Lines of data:

····················

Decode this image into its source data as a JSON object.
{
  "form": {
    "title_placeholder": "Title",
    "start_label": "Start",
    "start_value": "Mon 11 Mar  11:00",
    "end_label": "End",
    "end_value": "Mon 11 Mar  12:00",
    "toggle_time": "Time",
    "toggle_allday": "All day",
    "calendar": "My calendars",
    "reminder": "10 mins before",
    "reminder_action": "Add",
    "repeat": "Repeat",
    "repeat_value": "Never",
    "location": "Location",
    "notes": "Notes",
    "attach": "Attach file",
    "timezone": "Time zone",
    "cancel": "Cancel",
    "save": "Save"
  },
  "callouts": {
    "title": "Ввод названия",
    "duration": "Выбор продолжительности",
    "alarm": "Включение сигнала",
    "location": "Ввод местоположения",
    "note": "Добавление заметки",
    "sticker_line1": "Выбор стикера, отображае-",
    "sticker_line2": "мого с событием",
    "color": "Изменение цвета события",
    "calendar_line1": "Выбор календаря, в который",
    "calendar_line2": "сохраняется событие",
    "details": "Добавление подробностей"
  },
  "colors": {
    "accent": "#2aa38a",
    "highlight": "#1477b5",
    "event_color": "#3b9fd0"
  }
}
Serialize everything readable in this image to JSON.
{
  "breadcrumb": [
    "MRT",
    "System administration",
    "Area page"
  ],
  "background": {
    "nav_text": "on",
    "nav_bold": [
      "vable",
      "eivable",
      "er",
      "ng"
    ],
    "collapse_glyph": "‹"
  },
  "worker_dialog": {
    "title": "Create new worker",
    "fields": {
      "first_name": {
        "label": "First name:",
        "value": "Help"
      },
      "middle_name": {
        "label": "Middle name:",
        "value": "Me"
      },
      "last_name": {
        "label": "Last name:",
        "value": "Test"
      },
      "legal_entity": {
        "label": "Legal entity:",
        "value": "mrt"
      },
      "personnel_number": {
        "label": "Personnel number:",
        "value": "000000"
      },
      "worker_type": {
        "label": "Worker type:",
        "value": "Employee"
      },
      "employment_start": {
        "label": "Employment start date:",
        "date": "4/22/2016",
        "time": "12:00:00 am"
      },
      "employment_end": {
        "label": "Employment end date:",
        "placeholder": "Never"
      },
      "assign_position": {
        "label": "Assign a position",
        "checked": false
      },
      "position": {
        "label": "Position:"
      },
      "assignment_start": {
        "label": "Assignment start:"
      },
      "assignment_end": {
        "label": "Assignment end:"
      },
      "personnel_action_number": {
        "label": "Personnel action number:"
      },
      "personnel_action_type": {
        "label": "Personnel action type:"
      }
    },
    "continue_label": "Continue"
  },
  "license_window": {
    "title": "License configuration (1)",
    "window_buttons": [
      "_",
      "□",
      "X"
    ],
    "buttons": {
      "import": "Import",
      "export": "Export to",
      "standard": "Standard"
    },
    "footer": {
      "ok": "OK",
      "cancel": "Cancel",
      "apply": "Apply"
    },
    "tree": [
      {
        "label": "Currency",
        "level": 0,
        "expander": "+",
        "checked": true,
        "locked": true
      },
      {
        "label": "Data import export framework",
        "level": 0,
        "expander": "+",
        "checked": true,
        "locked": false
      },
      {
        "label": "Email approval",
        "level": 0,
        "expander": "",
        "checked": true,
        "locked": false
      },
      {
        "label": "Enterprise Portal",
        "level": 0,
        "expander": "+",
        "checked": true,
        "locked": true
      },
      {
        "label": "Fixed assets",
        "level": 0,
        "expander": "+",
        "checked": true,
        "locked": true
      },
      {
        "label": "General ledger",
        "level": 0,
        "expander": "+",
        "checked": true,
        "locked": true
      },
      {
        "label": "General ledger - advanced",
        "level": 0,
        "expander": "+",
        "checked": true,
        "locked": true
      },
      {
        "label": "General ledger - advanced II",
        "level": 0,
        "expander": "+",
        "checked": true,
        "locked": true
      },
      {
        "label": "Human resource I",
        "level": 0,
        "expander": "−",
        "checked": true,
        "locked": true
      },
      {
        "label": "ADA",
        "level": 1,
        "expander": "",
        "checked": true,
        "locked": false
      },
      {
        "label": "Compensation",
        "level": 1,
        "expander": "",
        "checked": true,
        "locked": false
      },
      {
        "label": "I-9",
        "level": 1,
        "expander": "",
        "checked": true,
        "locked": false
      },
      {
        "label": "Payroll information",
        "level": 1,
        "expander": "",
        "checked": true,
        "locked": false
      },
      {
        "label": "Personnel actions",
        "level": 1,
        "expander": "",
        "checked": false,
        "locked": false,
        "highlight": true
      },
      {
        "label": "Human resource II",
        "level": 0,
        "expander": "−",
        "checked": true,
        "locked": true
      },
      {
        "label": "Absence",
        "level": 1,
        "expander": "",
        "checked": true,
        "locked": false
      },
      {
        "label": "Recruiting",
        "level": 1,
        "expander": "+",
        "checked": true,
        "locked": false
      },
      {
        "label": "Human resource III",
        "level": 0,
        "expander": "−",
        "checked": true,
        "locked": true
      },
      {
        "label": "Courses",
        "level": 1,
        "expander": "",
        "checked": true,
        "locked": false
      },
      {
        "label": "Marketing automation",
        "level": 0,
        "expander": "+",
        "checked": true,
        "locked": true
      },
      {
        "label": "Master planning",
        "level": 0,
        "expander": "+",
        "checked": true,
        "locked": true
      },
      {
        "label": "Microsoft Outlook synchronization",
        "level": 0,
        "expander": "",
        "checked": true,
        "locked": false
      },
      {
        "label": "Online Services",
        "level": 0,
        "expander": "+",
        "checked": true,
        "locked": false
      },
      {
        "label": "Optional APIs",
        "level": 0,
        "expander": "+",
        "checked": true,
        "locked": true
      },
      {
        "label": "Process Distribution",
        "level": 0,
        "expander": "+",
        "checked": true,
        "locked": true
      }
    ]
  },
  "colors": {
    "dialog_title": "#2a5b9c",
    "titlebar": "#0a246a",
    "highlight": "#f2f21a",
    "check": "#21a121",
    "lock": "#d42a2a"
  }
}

····················

## [GOAL]
Exactly reproduce the material above.

## [RESULT BELOW]
Decode this image into its source data as a JSON object.
{
  "form": {
    "title_placeholder": "Title",
    "start_label": "Start",
    "start_value": "Mon 11 Mar  11:00",
    "end_label": "End",
    "end_value": "Mon 11 Mar  12:00",
    "toggle_time": "Time",
    "toggle_allday": "All day",
    "calendar": "My calendars",
    "reminder": "10 mins before",
    "reminder_action": "Add",
    "repeat": "Repeat",
    "repeat_value": "Never",
    "location": "Location",
    "notes": "Notes",
    "attach": "Attach file",
    "timezone": "Time zone",
    "cancel": "Cancel",
    "save": "Save"
  },
  "callouts": {
    "title": "Ввод названия",
    "duration": "Выбор продолжительности",
    "alarm": "Включение сигнала",
    "location": "Ввод местоположения",
    "note": "Добавление заметки",
    "sticker_line1": "Выбор стикера, отображае-",
    "sticker_line2": "мого с событием",
    "color": "Изменение цвета события",
    "calendar_line1": "Выбор календаря, в который",
    "calendar_line2": "сохраняется событие",
    "details": "Добавление подробностей"
  },
  "colors": {
    "accent": "#2aa38a",
    "highlight": "#1477b5",
    "event_color": "#3b9fd0"
  }
}
Serialize everything readable in this image to JSON.
{
  "breadcrumb": [
    "MRT",
    "System administration",
    "Area page"
  ],
  "background": {
    "nav_text": "on",
    "nav_bold": [
      "vable",
      "eivable",
      "er",
      "ng"
    ],
    "collapse_glyph": "‹"
  },
  "worker_dialog": {
    "title": "Create new worker",
    "fields": {
      "first_name": {
        "label": "First name:",
        "value": "Help"
      },
      "middle_name": {
        "label": "Middle name:",
        "value": "Me"
      },
      "last_name": {
        "label": "Last name:",
        "value": "Test"
      },
      "legal_entity": {
        "label": "Legal entity:",
        "value": "mrt"
      },
      "personnel_number": {
        "label": "Personnel number:",
        "value": "000000"
      },
      "worker_type": {
        "label": "Worker type:",
        "value": "Employee"
      },
      "employment_start": {
        "label": "Employment start date:",
        "date": "4/22/2016",
        "time": "12:00:00 am"
      },
      "employment_end": {
        "label": "Employment end date:",
        "placeholder": "Never"
      },
      "assign_position": {
        "label": "Assign a position",
        "checked": false
      },
      "position": {
        "label": "Position:"
      },
      "assignment_start": {
        "label": "Assignment start:"
      },
      "assignment_end": {
        "label": "Assignment end:"
      },
      "personnel_action_number": {
        "label": "Personnel action number:"
      },
      "personnel_action_type": {
        "label": "Personnel action type:"
      }
    },
    "continue_label": "Continue"
  },
  "license_window": {
    "title": "License configuration (1)",
    "window_buttons": [
      "_",
      "□",
      "X"
    ],
    "buttons": {
      "import": "Import",
      "export": "Export to",
      "standard": "Standard"
    },
    "footer": {
      "ok": "OK",
      "cancel": "Cancel",
      "apply": "Apply"
    },
    "tree": [
      {
        "label": "Currency",
        "level": 0,
        "expander": "+",
        "checked": true,
        "locked": true
      },
      {
        "label": "Data import export framework",
        "level": 0,
        "expander": "+",
        "checked": true,
        "locked": false
      },
      {
        "label": "Email approval",
        "level": 0,
        "expander": "",
        "checked": true,
        "locked": false
      },
      {
        "label": "Enterprise Portal",
        "level": 0,
        "expander": "+",
        "checked": true,
        "locked": true
      },
      {
        "label": "Fixed assets",
        "level": 0,
        "expander": "+",
        "checked": true,
        "locked": true
      },
      {
        "label": "General ledger",
        "level": 0,
        "expander": "+",
        "checked": true,
        "locked": true
      },
      {
        "label": "General ledger - advanced",
        "level": 0,
        "expander": "+",
        "checked": true,
        "locked": true
      },
      {
        "label": "General ledger - advanced II",
        "level": 0,
        "expander": "+",
        "checked": true,
        "locked": true
      },
      {
        "label": "Human resource I",
        "level": 0,
        "expander": "−",
        "checked": true,
        "locked": true
      },
      {
        "label": "ADA",
        "level": 1,
        "expander": "",
        "checked": true,
        "locked": false
      },
      {
        "label": "Compensation",
        "level": 1,
        "expander": "",
        "checked": true,
        "locked": false
      },
      {
        "label": "I-9",
        "level": 1,
        "expander": "",
        "checked": true,
        "locked": false
      },
      {
        "label": "Payroll information",
        "level": 1,
        "expander": "",
        "checked": true,
        "locked": false
      },
      {
        "label": "Personnel actions",
        "level": 1,
        "expander": "",
        "checked": false,
        "locked": false,
        "highlight": true
      },
      {
        "label": "Human resource II",
        "level": 0,
        "expander": "−",
        "checked": true,
        "locked": true
      },
      {
        "label": "Absence",
        "level": 1,
        "expander": "",
        "checked": true,
        "locked": false
      },
      {
        "label": "Recruiting",
        "level": 1,
        "expander": "+",
        "checked": true,
        "locked": false
      },
      {
        "label": "Human resource III",
        "level": 0,
        "expander": "−",
        "checked": true,
        "locked": true
      },
      {
        "label": "Courses",
        "level": 1,
        "expander": "",
        "checked": true,
        "locked": false
      },
      {
        "label": "Marketing automation",
        "level": 0,
        "expander": "+",
        "checked": true,
        "locked": true
      },
      {
        "label": "Master planning",
        "level": 0,
        "expander": "+",
        "checked": true,
        "locked": true
      },
      {
        "label": "Microsoft Outlook synchronization",
        "level": 0,
        "expander": "",
        "checked": true,
        "locked": false
      },
      {
        "label": "Online Services",
        "level": 0,
        "expander": "+",
        "checked": true,
        "locked": false
      },
      {
        "label": "Optional APIs",
        "level": 0,
        "expander": "+",
        "checked": true,
        "locked": true
      },
      {
        "label": "Process Distribution",
        "level": 0,
        "expander": "+",
        "checked": true,
        "locked": true
      }
    ]
  },
  "colors": {
    "dialog_title": "#2a5b9c",
    "titlebar": "#0a246a",
    "highlight": "#f2f21a",
    "check": "#21a121",
    "lock": "#d42a2a"
  }
}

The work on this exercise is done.